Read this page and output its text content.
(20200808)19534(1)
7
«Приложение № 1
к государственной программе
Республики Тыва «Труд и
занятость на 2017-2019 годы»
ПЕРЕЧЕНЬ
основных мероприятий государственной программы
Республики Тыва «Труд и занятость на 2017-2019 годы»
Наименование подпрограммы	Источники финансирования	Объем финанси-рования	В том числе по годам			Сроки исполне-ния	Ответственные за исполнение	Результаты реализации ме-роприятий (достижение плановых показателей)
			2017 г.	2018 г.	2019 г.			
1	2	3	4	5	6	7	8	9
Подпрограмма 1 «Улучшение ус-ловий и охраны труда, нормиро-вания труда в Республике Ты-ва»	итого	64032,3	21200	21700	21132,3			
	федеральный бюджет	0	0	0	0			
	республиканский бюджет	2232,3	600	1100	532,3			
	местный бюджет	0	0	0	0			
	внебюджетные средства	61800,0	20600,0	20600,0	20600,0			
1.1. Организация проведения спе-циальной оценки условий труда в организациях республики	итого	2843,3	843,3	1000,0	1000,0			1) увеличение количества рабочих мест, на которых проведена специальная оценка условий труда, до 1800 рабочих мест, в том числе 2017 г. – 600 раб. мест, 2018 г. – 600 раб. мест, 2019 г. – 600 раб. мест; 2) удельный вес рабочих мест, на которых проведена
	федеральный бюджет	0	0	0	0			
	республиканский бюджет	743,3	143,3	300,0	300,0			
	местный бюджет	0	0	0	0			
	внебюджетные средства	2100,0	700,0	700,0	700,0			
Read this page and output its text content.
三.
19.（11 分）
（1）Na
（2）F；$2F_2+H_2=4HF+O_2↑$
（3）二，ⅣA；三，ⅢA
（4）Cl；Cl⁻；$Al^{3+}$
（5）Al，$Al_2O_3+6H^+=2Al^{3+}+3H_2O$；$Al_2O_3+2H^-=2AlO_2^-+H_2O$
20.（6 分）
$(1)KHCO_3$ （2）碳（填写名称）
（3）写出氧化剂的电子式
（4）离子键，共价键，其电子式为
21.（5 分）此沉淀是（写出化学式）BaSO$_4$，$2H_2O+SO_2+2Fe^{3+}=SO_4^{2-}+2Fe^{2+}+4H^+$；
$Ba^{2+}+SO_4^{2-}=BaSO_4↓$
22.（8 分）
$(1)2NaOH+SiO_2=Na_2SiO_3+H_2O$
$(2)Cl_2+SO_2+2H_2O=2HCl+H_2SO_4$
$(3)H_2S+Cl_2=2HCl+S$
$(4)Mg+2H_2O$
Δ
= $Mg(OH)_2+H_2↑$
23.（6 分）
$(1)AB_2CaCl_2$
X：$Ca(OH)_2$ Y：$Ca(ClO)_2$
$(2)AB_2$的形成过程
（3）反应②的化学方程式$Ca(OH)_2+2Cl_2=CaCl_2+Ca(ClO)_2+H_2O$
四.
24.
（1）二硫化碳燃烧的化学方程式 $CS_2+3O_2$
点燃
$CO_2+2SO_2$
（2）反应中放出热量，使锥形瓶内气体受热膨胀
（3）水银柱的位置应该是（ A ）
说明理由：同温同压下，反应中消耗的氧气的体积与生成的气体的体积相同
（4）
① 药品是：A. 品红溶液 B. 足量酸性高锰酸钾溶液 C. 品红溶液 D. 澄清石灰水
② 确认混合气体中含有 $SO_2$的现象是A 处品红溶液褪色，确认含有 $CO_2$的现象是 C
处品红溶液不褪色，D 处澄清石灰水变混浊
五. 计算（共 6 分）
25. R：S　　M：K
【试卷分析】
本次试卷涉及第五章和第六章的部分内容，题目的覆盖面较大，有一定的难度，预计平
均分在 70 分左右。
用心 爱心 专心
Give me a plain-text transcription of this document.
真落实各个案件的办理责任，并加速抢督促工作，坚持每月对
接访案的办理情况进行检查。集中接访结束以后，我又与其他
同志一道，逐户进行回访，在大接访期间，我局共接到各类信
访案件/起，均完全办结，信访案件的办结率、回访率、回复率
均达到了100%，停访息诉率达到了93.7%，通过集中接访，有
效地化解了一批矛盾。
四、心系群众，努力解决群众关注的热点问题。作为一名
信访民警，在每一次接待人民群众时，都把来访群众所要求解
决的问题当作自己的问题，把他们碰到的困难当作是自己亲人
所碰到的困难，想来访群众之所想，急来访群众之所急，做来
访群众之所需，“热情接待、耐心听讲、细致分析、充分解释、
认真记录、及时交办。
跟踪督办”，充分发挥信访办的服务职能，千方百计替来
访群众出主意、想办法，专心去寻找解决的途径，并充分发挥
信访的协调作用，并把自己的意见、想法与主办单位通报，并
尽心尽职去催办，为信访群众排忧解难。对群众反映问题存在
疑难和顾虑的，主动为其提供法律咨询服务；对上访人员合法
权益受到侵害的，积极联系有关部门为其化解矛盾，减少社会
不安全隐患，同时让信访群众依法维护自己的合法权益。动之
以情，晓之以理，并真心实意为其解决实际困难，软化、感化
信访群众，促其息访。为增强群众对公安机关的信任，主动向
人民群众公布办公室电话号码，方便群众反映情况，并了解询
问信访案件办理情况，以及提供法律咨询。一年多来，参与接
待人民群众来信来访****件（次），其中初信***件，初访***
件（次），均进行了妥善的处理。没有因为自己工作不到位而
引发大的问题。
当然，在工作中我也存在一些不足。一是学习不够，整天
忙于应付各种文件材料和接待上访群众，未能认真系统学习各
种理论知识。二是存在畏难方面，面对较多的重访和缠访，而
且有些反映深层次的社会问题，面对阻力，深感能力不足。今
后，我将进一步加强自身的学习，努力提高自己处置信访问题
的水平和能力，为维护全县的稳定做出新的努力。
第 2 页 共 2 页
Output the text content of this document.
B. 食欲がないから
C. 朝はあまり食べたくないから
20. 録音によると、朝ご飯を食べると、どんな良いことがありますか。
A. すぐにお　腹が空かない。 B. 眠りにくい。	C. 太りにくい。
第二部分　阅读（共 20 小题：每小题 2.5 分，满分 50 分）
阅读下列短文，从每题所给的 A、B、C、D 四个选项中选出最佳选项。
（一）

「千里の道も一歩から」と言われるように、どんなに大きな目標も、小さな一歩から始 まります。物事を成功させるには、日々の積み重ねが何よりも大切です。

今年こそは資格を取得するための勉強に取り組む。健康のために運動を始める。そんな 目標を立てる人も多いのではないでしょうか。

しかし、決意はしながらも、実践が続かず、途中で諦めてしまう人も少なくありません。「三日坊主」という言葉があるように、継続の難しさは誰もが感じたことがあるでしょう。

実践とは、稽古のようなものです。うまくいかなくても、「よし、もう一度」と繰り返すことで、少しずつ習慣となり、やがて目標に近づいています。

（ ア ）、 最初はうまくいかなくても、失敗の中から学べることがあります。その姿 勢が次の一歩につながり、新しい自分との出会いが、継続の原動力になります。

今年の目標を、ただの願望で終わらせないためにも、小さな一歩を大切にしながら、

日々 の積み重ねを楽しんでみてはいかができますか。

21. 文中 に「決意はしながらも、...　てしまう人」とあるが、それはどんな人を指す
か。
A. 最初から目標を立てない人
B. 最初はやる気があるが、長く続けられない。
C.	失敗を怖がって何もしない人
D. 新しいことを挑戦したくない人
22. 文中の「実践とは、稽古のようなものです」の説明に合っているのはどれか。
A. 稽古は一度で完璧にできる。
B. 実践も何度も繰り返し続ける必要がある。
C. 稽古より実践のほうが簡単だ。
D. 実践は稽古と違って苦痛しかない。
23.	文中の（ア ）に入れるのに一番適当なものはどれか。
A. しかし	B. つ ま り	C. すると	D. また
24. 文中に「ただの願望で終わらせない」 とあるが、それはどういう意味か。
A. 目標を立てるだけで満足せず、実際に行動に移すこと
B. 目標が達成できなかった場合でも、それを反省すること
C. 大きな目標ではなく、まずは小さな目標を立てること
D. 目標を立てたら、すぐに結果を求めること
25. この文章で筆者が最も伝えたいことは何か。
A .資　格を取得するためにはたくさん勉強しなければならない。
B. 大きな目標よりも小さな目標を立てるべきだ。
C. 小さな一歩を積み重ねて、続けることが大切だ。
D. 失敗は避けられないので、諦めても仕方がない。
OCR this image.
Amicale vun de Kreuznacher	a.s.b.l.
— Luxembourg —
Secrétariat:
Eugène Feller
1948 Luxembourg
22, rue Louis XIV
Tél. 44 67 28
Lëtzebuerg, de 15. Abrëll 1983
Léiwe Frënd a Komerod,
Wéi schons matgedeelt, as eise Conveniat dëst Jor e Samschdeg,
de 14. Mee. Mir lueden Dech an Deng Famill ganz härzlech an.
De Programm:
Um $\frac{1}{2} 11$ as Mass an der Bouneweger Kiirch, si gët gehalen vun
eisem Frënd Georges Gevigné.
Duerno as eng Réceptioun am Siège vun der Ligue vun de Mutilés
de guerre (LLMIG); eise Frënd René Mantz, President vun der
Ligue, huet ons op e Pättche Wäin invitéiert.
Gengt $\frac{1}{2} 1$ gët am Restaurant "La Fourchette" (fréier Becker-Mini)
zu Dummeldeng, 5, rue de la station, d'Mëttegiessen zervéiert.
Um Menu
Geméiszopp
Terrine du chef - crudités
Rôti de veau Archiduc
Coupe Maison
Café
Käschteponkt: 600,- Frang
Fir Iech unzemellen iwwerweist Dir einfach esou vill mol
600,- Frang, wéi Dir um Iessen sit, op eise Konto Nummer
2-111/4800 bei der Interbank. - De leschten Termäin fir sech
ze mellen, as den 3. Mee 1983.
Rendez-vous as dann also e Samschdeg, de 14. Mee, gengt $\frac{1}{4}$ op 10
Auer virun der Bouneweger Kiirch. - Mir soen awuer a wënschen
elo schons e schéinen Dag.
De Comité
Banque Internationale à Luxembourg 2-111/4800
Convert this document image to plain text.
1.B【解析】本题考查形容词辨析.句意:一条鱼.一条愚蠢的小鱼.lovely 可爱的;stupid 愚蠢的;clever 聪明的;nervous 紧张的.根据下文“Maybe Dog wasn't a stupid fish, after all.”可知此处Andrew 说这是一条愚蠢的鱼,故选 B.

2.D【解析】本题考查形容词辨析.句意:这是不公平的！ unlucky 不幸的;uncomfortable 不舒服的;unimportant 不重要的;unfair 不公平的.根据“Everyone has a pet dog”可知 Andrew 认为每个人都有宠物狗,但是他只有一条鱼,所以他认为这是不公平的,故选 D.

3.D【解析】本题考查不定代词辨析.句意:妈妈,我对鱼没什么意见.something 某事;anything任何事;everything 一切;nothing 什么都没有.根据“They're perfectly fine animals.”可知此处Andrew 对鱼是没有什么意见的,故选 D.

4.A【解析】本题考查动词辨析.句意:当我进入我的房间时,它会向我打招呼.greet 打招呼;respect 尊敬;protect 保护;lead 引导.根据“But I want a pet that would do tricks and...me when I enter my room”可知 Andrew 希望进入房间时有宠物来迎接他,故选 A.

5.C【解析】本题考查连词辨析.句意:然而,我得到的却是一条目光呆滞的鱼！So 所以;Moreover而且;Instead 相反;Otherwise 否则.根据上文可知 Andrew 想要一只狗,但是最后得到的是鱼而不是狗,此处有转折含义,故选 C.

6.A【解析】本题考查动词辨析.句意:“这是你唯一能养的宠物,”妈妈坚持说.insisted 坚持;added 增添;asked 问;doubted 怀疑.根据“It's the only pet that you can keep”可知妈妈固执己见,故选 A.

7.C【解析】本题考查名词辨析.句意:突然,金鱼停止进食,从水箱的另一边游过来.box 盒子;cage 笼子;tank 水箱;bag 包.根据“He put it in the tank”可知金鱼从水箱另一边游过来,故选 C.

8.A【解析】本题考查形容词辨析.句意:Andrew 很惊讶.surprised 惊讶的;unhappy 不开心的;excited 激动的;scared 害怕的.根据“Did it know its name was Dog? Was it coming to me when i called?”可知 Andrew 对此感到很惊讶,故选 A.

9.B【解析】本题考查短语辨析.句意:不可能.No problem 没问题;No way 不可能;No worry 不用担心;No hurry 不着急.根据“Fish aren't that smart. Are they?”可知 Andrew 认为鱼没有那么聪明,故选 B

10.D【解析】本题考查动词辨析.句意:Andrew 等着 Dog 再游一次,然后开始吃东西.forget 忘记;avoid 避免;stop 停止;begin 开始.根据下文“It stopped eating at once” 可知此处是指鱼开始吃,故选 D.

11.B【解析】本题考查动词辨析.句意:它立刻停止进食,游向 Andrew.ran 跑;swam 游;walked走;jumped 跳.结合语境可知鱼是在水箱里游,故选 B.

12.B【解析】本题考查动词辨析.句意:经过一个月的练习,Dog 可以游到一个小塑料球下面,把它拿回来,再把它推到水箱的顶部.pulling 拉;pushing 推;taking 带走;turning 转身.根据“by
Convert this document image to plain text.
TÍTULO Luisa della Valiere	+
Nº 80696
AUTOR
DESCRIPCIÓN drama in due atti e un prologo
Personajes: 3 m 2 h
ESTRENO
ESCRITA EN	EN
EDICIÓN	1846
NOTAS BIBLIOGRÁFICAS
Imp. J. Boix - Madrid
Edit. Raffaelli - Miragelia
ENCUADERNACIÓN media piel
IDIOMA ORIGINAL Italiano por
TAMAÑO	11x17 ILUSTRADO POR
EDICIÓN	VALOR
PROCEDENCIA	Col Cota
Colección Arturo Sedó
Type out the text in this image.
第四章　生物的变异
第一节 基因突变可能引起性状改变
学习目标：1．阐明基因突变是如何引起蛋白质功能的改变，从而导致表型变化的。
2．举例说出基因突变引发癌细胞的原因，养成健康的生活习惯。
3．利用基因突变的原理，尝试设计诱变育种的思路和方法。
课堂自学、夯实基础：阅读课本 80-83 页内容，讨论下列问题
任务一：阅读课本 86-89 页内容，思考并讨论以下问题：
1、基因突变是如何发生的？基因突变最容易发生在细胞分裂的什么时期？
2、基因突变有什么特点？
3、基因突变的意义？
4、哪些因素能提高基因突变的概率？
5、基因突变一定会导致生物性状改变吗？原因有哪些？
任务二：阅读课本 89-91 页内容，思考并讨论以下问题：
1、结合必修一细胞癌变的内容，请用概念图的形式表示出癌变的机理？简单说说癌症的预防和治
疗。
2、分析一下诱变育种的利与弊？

-.-.-

*Short exercise:* Above are the records. Identify each line that contains the word "итого".

*Final result:*
Подпрограмма 1 «Улучшение ус-ловий и охраны труда, нормиро-вания труда в Республике Ты-ва»	итого	64032,3	21200	21700	21132,3			
1.1. Организация проведения спе-циальной оценки условий труда в организациях республики	итого	2843,3	843,3	1000,0	1000,0			1) увеличение количества рабочих мест, на которых проведена специальная оценка условий труда, до 1800 рабочих мест, в том числе 2017 г. – 600 раб. мест, 2018 г. – 600 раб. мест, 2019 г. – 600 раб. мест; 2) удельный вес рабочих мест, на которых проведена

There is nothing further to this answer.